## WHAT IS NEEDED
The records that follow are to be repeated without alteration.
>> begin
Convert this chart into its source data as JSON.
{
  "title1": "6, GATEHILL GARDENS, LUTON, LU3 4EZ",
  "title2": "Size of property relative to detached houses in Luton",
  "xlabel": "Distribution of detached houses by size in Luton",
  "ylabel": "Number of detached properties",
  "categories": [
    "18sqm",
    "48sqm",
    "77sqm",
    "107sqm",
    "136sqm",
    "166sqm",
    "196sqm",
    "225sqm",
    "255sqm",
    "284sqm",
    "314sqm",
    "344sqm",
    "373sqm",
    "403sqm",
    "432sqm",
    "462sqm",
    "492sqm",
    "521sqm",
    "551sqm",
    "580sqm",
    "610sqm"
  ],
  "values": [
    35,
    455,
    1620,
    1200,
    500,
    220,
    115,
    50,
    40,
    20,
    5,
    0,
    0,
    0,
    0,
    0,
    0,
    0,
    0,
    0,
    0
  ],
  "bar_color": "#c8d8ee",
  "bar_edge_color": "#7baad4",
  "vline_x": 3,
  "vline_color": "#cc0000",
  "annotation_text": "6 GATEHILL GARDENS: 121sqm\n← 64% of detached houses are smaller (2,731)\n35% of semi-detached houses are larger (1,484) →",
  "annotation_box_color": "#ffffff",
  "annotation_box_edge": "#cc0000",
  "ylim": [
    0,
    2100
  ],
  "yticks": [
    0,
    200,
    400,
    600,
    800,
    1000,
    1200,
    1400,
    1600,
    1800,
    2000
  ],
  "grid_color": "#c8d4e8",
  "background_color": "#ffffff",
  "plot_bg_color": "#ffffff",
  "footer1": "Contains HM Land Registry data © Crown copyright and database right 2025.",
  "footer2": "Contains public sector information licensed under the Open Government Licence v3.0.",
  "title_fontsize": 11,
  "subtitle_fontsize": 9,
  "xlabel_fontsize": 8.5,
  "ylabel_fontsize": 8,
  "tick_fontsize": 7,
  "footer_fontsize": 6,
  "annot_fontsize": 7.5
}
>> end
## RESULT BELOW
Convert this chart into its source data as JSON.
{
  "title1": "6, GATEHILL GARDENS, LUTON, LU3 4EZ",
  "title2": "Size of property relative to detached houses in Luton",
  "xlabel": "Distribution of detached houses by size in Luton",
  "ylabel": "Number of detached properties",
  "categories": [
    "18sqm",
    "48sqm",
    "77sqm",
    "107sqm",
    "136sqm",
    "166sqm",
    "196sqm",
    "225sqm",
    "255sqm",
    "284sqm",
    "314sqm",
    "344sqm",
    "373sqm",
    "403sqm",
    "432sqm",
    "462sqm",
    "492sqm",
    "521sqm",
    "551sqm",
    "580sqm",
    "610sqm"
  ],
  "values": [
    35,
    455,
    1620,
    1200,
    500,
    220,
    115,
    50,
    40,
    20,
    5,
    0,
    0,
    0,
    0,
    0,
    0,
    0,
    0,
    0,
    0
  ],
  "bar_color": "#c8d8ee",
  "bar_edge_color": "#7baad4",
  "vline_x": 3,
  "vline_color": "#cc0000",
  "annotation_text": "6 GATEHILL GARDENS: 121sqm\n← 64% of detached houses are smaller (2,731)\n35% of semi-detached houses are larger (1,484) →",
  "annotation_box_color": "#ffffff",
  "annotation_box_edge": "#cc0000",
  "ylim": [
    0,
    2100
  ],
  "yticks": [
    0,
    200,
    400,
    600,
    800,
    1000,
    1200,
    1400,
    1600,
    1800,
    2000
  ],
  "grid_color": "#c8d4e8",
  "background_color": "#ffffff",
  "plot_bg_color": "#ffffff",
  "footer1": "Contains HM Land Registry data © Crown copyright and database right 2025.",
  "footer2": "Contains public sector information licensed under the Open Government Licence v3.0.",
  "title_fontsize": 11,
  "subtitle_fontsize": 9,
  "xlabel_fontsize": 8.5,
  "ylabel_fontsize": 8,
  "tick_fontsize": 7,
  "footer_fontsize": 6,
  "annot_fontsize": 7.5
}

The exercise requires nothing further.